>>>>
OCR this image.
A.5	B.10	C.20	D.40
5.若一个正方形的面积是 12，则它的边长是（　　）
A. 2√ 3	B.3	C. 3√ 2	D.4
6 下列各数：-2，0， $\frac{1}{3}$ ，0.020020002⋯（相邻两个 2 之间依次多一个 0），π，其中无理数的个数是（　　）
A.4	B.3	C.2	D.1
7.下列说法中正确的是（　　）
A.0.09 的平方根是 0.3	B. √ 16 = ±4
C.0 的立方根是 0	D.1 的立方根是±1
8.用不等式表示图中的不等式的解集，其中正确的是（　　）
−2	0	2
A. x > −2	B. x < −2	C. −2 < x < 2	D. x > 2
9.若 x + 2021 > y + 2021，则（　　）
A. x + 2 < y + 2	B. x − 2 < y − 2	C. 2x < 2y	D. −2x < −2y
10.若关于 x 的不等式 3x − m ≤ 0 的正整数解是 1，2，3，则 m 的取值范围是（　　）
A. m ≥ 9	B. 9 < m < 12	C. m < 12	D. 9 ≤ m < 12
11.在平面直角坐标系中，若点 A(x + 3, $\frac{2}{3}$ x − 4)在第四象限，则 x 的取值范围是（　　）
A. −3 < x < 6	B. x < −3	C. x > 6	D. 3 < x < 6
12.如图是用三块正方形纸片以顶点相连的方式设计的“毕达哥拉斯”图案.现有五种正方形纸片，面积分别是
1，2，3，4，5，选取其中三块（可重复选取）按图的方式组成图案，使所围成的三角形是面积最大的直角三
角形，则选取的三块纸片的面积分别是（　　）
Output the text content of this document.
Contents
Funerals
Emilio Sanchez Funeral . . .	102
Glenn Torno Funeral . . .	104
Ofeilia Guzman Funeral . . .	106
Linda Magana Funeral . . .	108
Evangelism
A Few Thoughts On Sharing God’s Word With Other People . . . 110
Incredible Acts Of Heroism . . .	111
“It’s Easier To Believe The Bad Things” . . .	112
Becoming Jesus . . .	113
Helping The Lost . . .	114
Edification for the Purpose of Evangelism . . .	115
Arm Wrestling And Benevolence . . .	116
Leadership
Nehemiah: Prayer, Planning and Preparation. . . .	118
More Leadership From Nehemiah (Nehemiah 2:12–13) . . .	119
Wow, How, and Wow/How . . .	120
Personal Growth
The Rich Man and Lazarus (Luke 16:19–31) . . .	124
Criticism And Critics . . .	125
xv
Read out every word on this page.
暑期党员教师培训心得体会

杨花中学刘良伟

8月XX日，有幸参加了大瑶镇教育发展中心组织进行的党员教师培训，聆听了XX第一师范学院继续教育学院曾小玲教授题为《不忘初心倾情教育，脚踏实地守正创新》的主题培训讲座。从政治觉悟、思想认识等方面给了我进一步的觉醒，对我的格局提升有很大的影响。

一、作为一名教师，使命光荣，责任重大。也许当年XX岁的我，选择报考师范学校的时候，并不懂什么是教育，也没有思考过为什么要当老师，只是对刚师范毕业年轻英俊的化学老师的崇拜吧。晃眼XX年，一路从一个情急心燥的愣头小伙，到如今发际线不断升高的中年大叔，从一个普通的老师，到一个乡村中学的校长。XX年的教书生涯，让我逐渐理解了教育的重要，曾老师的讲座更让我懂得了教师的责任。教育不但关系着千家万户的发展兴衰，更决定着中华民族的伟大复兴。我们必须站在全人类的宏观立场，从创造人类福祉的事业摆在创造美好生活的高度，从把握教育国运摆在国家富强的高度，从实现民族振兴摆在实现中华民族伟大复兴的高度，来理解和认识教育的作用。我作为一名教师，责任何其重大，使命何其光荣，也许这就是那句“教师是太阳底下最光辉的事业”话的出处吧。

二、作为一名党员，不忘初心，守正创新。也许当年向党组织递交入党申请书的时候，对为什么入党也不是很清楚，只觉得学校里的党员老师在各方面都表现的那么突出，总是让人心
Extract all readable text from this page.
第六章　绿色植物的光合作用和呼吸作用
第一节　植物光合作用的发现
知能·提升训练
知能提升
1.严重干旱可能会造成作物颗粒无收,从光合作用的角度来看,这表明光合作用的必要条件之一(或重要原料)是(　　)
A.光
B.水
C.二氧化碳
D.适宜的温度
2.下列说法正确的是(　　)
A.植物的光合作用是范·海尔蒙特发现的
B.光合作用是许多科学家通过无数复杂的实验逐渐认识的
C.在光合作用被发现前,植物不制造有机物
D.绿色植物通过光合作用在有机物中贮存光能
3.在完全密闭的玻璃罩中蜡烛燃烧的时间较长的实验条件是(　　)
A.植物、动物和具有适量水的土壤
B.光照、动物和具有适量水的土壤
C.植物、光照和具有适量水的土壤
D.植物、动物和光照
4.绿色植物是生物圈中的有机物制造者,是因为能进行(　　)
<<<<
**Problem to work on**
Quote each line above in full, word for word.

**Exercise result**
OCR this image.
A.5	B.10	C.20	D.40
5.若一个正方形的面积是 12，则它的边长是（　　）
A. 2√ 3	B.3	C. 3√ 2	D.4
6 下列各数：-2，0， $\frac{1}{3}$ ，0.020020002⋯（相邻两个 2 之间依次多一个 0），π，其中无理数的个数是（　　）
A.4	B.3	C.2	D.1
7.下列说法中正确的是（　　）
A.0.09 的平方根是 0.3	B. √ 16 = ±4
C.0 的立方根是 0	D.1 的立方根是±1
8.用不等式表示图中的不等式的解集，其中正确的是（　　）
−2	0	2
A. x > −2	B. x < −2	C. −2 < x < 2	D. x > 2
9.若 x + 2021 > y + 2021，则（　　）
A. x + 2 < y + 2	B. x − 2 < y − 2	C. 2x < 2y	D. −2x < −2y
10.若关于 x 的不等式 3x − m ≤ 0 的正整数解是 1，2，3，则 m 的取值范围是（　　）
A. m ≥ 9	B. 9 < m < 12	C. m < 12	D. 9 ≤ m < 12
11.在平面直角坐标系中，若点 A(x + 3, $\frac{2}{3}$ x − 4)在第四象限，则 x 的取值范围是（　　）
A. −3 < x < 6	B. x < −3	C. x > 6	D. 3 < x < 6
12.如图是用三块正方形纸片以顶点相连的方式设计的“毕达哥拉斯”图案.现有五种正方形纸片，面积分别是
1，2，3，4，5，选取其中三块（可重复选取）按图的方式组成图案，使所围成的三角形是面积最大的直角三
角形，则选取的三块纸片的面积分别是（　　）
Output the text content of this document.
Contents
Funerals
Emilio Sanchez Funeral . . .	102
Glenn Torno Funeral . . .	104
Ofeilia Guzman Funeral . . .	106
Linda Magana Funeral . . .	108
Evangelism
A Few Thoughts On Sharing God’s Word With Other People . . . 110
Incredible Acts Of Heroism . . .	111
“It’s Easier To Believe The Bad Things” . . .	112
Becoming Jesus . . .	113
Helping The Lost . . .	114
Edification for the Purpose of Evangelism . . .	115
Arm Wrestling And Benevolence . . .	116
Leadership
Nehemiah: Prayer, Planning and Preparation. . . .	118
More Leadership From Nehemiah (Nehemiah 2:12–13) . . .	119
Wow, How, and Wow/How . . .	120
Personal Growth
The Rich Man and Lazarus (Luke 16:19–31) . . .	124
Criticism And Critics . . .	125
xv
Read out every word on this page.
暑期党员教师培训心得体会

杨花中学刘良伟

8月XX日，有幸参加了大瑶镇教育发展中心组织进行的党员教师培训，聆听了XX第一师范学院继续教育学院曾小玲教授题为《不忘初心倾情教育，脚踏实地守正创新》的主题培训讲座。从政治觉悟、思想认识等方面给了我进一步的觉醒，对我的格局提升有很大的影响。

一、作为一名教师，使命光荣，责任重大。也许当年XX岁的我，选择报考师范学校的时候，并不懂什么是教育，也没有思考过为什么要当老师，只是对刚师范毕业年轻英俊的化学老师的崇拜吧。晃眼XX年，一路从一个情急心燥的愣头小伙，到如今发际线不断升高的中年大叔，从一个普通的老师，到一个乡村中学的校长。XX年的教书生涯，让我逐渐理解了教育的重要，曾老师的讲座更让我懂得了教师的责任。教育不但关系着千家万户的发展兴衰，更决定着中华民族的伟大复兴。我们必须站在全人类的宏观立场，从创造人类福祉的事业摆在创造美好生活的高度，从把握教育国运摆在国家富强的高度，从实现民族振兴摆在实现中华民族伟大复兴的高度，来理解和认识教育的作用。我作为一名教师，责任何其重大，使命何其光荣，也许这就是那句“教师是太阳底下最光辉的事业”话的出处吧。

二、作为一名党员，不忘初心，守正创新。也许当年向党组织递交入党申请书的时候，对为什么入党也不是很清楚，只觉得学校里的党员老师在各方面都表现的那么突出，总是让人心
Extract all readable text from this page.
第六章　绿色植物的光合作用和呼吸作用
第一节　植物光合作用的发现
知能·提升训练
知能提升
1.严重干旱可能会造成作物颗粒无收,从光合作用的角度来看,这表明光合作用的必要条件之一(或重要原料)是(　　)
A.光
B.水
C.二氧化碳
D.适宜的温度
2.下列说法正确的是(　　)
A.植物的光合作用是范·海尔蒙特发现的
B.光合作用是许多科学家通过无数复杂的实验逐渐认识的
C.在光合作用被发现前,植物不制造有机物
D.绿色植物通过光合作用在有机物中贮存光能
3.在完全密闭的玻璃罩中蜡烛燃烧的时间较长的实验条件是(　　)
A.植物、动物和具有适量水的土壤
B.光照、动物和具有适量水的土壤
C.植物、光照和具有适量水的土壤
D.植物、动物和光照
4.绿色植物是生物圈中的有机物制造者,是因为能进行(　　)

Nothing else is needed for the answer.